■ Objective
Each entry should be quoted word for word, including every mark of punctuation.

>> BEGIN

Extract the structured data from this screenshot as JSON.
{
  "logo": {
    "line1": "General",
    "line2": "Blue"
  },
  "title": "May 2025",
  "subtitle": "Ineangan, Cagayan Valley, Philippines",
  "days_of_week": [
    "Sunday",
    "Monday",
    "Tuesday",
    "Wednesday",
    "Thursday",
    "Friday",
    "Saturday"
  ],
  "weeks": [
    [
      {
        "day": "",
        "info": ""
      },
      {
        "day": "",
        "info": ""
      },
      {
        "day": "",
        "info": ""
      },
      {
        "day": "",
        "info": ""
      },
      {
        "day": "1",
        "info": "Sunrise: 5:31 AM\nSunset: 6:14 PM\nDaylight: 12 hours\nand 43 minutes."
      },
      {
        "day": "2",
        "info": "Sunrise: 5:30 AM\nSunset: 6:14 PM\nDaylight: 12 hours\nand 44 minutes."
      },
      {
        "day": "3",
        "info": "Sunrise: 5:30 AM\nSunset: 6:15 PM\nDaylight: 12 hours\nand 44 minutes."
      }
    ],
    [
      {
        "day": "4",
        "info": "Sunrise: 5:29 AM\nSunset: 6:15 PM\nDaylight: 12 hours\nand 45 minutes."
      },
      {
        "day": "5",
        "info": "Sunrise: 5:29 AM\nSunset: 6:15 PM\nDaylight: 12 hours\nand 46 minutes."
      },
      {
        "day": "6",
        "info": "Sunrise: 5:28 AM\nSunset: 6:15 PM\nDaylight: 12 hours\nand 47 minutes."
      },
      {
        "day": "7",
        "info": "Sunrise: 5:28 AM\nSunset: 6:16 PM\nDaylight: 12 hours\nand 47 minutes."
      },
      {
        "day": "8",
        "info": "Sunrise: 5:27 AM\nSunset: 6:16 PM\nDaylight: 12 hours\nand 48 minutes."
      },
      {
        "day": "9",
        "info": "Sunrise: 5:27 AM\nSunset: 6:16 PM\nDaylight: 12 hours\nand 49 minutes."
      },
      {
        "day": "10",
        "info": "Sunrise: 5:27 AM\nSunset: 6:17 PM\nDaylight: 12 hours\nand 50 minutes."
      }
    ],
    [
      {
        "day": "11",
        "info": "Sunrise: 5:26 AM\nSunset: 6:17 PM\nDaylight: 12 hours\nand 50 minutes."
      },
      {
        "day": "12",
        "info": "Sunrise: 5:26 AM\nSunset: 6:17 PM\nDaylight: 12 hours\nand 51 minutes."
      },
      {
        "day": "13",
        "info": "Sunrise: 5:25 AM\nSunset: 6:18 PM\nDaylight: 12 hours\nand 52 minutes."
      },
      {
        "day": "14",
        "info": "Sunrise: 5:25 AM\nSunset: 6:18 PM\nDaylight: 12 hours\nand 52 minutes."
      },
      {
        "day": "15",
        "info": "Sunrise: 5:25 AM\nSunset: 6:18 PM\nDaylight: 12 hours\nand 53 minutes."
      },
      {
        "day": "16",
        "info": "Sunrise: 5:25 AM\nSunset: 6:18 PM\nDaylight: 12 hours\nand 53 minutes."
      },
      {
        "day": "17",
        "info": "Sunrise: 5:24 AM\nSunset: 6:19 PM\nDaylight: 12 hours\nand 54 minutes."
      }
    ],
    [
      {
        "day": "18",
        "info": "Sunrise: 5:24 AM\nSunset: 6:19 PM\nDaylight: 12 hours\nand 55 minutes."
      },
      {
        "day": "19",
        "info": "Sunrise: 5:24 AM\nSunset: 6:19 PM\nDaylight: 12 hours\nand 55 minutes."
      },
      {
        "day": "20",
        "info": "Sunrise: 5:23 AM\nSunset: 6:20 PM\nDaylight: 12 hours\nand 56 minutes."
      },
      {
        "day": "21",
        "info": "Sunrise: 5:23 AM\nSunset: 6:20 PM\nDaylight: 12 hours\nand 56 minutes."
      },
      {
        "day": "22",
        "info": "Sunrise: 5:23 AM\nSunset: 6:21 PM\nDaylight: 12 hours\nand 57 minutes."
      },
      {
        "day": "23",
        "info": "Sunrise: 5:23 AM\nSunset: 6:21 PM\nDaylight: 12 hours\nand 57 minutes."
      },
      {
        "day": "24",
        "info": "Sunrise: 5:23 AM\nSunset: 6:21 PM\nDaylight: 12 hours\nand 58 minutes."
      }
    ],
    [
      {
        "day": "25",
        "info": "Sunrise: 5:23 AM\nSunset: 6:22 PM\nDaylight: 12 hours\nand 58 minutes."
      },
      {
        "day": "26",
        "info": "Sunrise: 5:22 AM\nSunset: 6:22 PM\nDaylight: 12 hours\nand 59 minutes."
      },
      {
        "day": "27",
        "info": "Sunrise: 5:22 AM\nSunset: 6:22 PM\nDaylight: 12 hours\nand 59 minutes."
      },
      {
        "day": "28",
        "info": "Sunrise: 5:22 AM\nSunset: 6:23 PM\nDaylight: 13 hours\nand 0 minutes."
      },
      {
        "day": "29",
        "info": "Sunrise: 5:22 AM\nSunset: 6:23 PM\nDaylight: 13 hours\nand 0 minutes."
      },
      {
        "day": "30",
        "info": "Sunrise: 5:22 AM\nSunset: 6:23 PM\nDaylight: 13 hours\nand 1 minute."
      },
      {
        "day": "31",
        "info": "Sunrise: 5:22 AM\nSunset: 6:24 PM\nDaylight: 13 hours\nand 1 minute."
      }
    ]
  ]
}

>> END

■ Complete response
Extract the structured data from this screenshot as JSON.
{
  "logo": {
    "line1": "General",
    "line2": "Blue"
  },
  "title": "May 2025",
  "subtitle": "Ineangan, Cagayan Valley, Philippines",
  "days_of_week": [
    "Sunday",
    "Monday",
    "Tuesday",
    "Wednesday",
    "Thursday",
    "Friday",
    "Saturday"
  ],
  "weeks": [
    [
      {
        "day": "",
        "info": ""
      },
      {
        "day": "",
        "info": ""
      },
      {
        "day": "",
        "info": ""
      },
      {
        "day": "",
        "info": ""
      },
      {
        "day": "1",
        "info": "Sunrise: 5:31 AM\nSunset: 6:14 PM\nDaylight: 12 hours\nand 43 minutes."
      },
      {
        "day": "2",
        "info": "Sunrise: 5:30 AM\nSunset: 6:14 PM\nDaylight: 12 hours\nand 44 minutes."
      },
      {
        "day": "3",
        "info": "Sunrise: 5:30 AM\nSunset: 6:15 PM\nDaylight: 12 hours\nand 44 minutes."
      }
    ],
    [
      {
        "day": "4",
        "info": "Sunrise: 5:29 AM\nSunset: 6:15 PM\nDaylight: 12 hours\nand 45 minutes."
      },
      {
        "day": "5",
        "info": "Sunrise: 5:29 AM\nSunset: 6:15 PM\nDaylight: 12 hours\nand 46 minutes."
      },
      {
        "day": "6",
        "info": "Sunrise: 5:28 AM\nSunset: 6:15 PM\nDaylight: 12 hours\nand 47 minutes."
      },
      {
        "day": "7",
        "info": "Sunrise: 5:28 AM\nSunset: 6:16 PM\nDaylight: 12 hours\nand 47 minutes."
      },
      {
        "day": "8",
        "info": "Sunrise: 5:27 AM\nSunset: 6:16 PM\nDaylight: 12 hours\nand 48 minutes."
      },
      {
        "day": "9",
        "info": "Sunrise: 5:27 AM\nSunset: 6:16 PM\nDaylight: 12 hours\nand 49 minutes."
      },
      {
        "day": "10",
        "info": "Sunrise: 5:27 AM\nSunset: 6:17 PM\nDaylight: 12 hours\nand 50 minutes."
      }
    ],
    [
      {
        "day": "11",
        "info": "Sunrise: 5:26 AM\nSunset: 6:17 PM\nDaylight: 12 hours\nand 50 minutes."
      },
      {
        "day": "12",
        "info": "Sunrise: 5:26 AM\nSunset: 6:17 PM\nDaylight: 12 hours\nand 51 minutes."
      },
      {
        "day": "13",
        "info": "Sunrise: 5:25 AM\nSunset: 6:18 PM\nDaylight: 12 hours\nand 52 minutes."
      },
      {
        "day": "14",
        "info": "Sunrise: 5:25 AM\nSunset: 6:18 PM\nDaylight: 12 hours\nand 52 minutes."
      },
      {
        "day": "15",
        "info": "Sunrise: 5:25 AM\nSunset: 6:18 PM\nDaylight: 12 hours\nand 53 minutes."
      },
      {
        "day": "16",
        "info": "Sunrise: 5:25 AM\nSunset: 6:18 PM\nDaylight: 12 hours\nand 53 minutes."
      },
      {
        "day": "17",
        "info": "Sunrise: 5:24 AM\nSunset: 6:19 PM\nDaylight: 12 hours\nand 54 minutes."
      }
    ],
    [
      {
        "day": "18",
        "info": "Sunrise: 5:24 AM\nSunset: 6:19 PM\nDaylight: 12 hours\nand 55 minutes."
      },
      {
        "day": "19",
        "info": "Sunrise: 5:24 AM\nSunset: 6:19 PM\nDaylight: 12 hours\nand 55 minutes."
      },
      {
        "day": "20",
        "info": "Sunrise: 5:23 AM\nSunset: 6:20 PM\nDaylight: 12 hours\nand 56 minutes."
      },
      {
        "day": "21",
        "info": "Sunrise: 5:23 AM\nSunset: 6:20 PM\nDaylight: 12 hours\nand 56 minutes."
      },
      {
        "day": "22",
        "info": "Sunrise: 5:23 AM\nSunset: 6:21 PM\nDaylight: 12 hours\nand 57 minutes."
      },
      {
        "day": "23",
        "info": "Sunrise: 5:23 AM\nSunset: 6:21 PM\nDaylight: 12 hours\nand 57 minutes."
      },
      {
        "day": "24",
        "info": "Sunrise: 5:23 AM\nSunset: 6:21 PM\nDaylight: 12 hours\nand 58 minutes."
      }
    ],
    [
      {
        "day": "25",
        "info": "Sunrise: 5:23 AM\nSunset: 6:22 PM\nDaylight: 12 hours\nand 58 minutes."
      },
      {
        "day": "26",
        "info": "Sunrise: 5:22 AM\nSunset: 6:22 PM\nDaylight: 12 hours\nand 59 minutes."
      },
      {
        "day": "27",
        "info": "Sunrise: 5:22 AM\nSunset: 6:22 PM\nDaylight: 12 hours\nand 59 minutes."
      },
      {
        "day": "28",
        "info": "Sunrise: 5:22 AM\nSunset: 6:23 PM\nDaylight: 13 hours\nand 0 minutes."
      },
      {
        "day": "29",
        "info": "Sunrise: 5:22 AM\nSunset: 6:23 PM\nDaylight: 13 hours\nand 0 minutes."
      },
      {
        "day": "30",
        "info": "Sunrise: 5:22 AM\nSunset: 6:23 PM\nDaylight: 13 hours\nand 1 minute."
      },
      {
        "day": "31",
        "info": "Sunrise: 5:22 AM\nSunset: 6:24 PM\nDaylight: 13 hours\nand 1 minute."
      }
    ]
  ]
}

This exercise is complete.